WRITTEN TASK:
Count every line of the listing where the string "year" occurs, and reply with the count alone.

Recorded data
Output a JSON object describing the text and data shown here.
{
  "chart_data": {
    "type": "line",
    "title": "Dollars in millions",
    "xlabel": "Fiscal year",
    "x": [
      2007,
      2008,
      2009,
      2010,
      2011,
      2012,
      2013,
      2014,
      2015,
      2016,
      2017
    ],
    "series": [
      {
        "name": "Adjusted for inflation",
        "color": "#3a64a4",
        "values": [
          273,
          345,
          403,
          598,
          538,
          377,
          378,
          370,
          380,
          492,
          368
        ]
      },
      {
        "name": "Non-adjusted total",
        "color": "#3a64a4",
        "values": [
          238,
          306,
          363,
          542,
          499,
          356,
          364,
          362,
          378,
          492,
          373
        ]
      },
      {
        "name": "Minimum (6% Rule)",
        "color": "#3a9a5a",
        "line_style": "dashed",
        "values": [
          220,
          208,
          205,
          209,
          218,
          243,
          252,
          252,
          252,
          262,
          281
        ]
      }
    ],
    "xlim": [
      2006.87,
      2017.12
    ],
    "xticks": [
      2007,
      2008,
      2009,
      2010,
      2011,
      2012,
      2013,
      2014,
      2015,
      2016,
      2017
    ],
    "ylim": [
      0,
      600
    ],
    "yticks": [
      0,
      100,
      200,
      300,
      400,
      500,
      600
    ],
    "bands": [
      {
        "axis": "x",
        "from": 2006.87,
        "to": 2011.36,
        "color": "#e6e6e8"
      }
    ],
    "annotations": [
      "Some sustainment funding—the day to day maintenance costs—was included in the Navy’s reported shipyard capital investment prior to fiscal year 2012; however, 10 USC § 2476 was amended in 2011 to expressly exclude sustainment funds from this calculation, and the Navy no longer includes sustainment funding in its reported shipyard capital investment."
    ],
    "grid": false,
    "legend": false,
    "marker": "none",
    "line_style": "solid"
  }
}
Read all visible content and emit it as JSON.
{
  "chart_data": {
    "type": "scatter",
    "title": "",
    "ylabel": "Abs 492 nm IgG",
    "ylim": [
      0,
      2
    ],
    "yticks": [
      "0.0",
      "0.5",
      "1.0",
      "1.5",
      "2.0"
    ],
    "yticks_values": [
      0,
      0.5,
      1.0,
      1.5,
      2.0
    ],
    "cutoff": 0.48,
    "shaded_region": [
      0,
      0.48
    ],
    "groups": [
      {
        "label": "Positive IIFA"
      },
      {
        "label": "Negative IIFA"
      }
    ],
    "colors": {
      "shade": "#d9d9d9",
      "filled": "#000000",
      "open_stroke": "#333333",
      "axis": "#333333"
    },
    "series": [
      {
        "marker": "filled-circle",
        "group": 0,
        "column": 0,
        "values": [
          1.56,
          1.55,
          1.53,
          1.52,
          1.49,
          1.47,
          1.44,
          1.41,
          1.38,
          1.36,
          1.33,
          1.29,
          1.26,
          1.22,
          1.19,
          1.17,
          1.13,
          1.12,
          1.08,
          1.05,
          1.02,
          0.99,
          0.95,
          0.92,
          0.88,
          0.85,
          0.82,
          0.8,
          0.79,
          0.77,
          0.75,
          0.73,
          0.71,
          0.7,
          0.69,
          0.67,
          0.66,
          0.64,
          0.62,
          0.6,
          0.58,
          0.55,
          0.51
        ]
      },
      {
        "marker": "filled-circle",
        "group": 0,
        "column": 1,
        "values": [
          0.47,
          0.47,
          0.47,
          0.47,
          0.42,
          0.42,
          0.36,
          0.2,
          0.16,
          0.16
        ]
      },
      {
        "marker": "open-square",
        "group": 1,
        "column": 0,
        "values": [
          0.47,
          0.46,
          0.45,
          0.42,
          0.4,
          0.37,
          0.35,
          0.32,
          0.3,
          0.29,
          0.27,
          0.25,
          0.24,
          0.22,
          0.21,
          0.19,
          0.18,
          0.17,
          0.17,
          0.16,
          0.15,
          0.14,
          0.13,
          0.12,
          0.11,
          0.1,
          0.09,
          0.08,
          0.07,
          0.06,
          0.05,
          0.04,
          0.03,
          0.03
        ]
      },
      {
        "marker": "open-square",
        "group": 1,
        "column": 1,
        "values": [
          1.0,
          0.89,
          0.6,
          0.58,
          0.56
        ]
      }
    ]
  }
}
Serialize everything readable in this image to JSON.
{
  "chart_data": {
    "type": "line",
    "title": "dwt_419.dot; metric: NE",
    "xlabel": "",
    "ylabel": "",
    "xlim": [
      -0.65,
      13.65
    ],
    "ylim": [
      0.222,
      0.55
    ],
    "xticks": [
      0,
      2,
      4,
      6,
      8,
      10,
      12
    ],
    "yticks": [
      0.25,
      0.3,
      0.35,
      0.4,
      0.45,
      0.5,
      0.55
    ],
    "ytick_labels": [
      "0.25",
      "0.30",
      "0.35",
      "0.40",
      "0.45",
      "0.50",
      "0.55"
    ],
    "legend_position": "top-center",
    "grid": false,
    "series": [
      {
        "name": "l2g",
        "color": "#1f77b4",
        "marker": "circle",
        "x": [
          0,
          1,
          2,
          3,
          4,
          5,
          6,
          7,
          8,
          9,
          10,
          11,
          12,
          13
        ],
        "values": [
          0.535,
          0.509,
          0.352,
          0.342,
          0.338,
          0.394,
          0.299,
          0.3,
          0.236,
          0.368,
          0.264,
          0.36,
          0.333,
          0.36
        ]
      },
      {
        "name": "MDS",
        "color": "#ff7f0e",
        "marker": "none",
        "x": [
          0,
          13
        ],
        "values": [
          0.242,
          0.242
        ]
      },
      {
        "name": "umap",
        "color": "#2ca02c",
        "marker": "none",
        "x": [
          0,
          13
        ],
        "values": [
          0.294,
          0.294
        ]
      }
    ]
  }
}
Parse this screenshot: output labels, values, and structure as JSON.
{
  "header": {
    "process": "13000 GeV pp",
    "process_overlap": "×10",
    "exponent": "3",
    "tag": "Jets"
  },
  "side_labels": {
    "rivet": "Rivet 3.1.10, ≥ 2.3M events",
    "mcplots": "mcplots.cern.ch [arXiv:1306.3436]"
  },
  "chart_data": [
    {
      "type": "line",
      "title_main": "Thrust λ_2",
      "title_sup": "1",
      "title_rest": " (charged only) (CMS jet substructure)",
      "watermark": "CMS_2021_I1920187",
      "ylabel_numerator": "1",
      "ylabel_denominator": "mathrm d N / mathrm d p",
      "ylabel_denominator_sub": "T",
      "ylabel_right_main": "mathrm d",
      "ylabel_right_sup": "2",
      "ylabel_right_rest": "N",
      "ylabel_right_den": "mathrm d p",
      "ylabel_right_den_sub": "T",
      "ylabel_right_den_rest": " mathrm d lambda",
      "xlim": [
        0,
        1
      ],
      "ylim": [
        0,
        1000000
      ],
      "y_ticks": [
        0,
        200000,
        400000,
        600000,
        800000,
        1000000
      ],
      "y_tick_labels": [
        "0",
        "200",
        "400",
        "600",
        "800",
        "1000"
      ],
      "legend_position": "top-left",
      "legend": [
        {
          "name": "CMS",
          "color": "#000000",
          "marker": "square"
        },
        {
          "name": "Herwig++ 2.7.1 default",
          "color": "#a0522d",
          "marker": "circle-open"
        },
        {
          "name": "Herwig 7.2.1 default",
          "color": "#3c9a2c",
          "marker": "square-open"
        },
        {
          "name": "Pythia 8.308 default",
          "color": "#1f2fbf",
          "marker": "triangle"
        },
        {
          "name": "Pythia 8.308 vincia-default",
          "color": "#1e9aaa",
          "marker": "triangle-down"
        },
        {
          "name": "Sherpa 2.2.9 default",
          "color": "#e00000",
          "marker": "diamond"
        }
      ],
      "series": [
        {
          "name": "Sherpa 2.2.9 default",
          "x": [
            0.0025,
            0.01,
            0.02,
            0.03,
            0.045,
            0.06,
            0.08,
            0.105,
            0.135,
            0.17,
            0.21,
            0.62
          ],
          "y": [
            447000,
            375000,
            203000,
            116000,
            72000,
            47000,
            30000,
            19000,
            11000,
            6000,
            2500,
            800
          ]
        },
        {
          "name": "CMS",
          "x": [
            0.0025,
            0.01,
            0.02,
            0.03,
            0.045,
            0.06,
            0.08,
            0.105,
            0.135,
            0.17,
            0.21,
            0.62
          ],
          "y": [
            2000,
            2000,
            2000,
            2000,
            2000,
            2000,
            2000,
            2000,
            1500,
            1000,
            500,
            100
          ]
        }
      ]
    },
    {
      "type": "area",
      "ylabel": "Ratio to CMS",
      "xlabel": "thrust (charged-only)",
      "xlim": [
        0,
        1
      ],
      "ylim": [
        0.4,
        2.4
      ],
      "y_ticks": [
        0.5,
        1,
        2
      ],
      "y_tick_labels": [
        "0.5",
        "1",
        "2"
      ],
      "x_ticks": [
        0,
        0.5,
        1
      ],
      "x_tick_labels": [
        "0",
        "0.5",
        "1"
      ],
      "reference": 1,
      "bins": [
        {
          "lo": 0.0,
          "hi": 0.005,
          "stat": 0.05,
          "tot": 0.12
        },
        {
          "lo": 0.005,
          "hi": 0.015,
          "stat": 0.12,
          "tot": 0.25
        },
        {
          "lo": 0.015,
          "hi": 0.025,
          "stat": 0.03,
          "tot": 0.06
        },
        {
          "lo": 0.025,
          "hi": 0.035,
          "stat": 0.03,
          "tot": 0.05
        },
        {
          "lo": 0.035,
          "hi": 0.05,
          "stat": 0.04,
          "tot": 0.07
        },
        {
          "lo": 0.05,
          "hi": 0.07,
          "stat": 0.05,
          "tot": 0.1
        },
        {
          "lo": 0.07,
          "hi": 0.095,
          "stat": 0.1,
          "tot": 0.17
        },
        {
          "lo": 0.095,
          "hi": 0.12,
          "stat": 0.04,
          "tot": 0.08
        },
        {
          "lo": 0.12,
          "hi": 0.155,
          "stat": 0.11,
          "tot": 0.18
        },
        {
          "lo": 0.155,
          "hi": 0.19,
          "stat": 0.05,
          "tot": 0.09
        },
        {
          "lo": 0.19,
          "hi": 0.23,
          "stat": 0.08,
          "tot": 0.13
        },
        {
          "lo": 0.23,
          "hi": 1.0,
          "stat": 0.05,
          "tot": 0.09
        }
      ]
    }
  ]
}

FULL SOLUTION:
2